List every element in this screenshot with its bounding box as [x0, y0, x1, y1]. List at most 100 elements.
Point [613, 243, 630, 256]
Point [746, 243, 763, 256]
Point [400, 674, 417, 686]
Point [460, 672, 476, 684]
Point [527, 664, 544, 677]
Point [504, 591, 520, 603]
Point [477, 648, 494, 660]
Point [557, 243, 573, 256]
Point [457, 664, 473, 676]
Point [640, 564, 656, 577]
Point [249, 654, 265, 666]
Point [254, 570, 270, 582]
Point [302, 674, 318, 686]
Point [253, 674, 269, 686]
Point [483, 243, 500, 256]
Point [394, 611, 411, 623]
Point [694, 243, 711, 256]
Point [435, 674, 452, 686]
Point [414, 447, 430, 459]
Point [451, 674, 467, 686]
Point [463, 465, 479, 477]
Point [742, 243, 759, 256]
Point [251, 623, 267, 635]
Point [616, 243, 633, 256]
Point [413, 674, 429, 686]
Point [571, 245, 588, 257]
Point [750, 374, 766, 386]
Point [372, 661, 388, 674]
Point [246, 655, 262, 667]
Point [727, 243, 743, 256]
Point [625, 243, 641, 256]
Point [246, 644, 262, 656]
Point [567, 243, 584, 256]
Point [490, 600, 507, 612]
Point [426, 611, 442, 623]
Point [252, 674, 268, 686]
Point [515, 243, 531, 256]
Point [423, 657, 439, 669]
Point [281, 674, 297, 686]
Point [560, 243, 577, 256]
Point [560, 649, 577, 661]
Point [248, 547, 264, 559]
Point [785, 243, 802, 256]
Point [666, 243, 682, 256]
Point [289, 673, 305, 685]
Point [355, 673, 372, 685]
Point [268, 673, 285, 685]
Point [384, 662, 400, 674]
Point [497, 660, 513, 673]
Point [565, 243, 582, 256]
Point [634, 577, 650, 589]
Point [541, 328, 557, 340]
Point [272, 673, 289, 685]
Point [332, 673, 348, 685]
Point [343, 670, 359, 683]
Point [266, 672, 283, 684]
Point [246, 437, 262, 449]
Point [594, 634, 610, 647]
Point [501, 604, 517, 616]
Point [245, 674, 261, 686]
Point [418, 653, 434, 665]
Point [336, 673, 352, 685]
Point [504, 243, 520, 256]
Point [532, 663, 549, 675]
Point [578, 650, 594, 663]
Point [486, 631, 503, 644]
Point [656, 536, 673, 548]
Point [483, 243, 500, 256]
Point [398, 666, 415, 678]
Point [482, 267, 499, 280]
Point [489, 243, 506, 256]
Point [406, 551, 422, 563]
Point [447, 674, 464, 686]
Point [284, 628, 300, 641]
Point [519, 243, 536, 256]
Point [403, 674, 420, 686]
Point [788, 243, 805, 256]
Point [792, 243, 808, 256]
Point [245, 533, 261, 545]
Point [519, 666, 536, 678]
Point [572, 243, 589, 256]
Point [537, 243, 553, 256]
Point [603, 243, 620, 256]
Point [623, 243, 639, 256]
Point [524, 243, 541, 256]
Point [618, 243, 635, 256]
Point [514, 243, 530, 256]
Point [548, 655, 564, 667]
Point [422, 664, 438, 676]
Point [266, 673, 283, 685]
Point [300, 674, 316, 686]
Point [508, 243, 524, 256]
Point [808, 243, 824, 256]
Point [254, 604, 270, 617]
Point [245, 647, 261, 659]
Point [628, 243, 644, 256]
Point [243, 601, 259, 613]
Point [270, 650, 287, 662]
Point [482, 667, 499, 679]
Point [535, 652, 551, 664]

--

» **THE PROBLEM**
Copy each line of the records above that contains the word "every", leaving out all other lines.

» **ANSWER FOR THIS EXERCISE**
List every element in this screenshot with its bounding box as [x0, y0, x1, y1]. List at most 100 elements.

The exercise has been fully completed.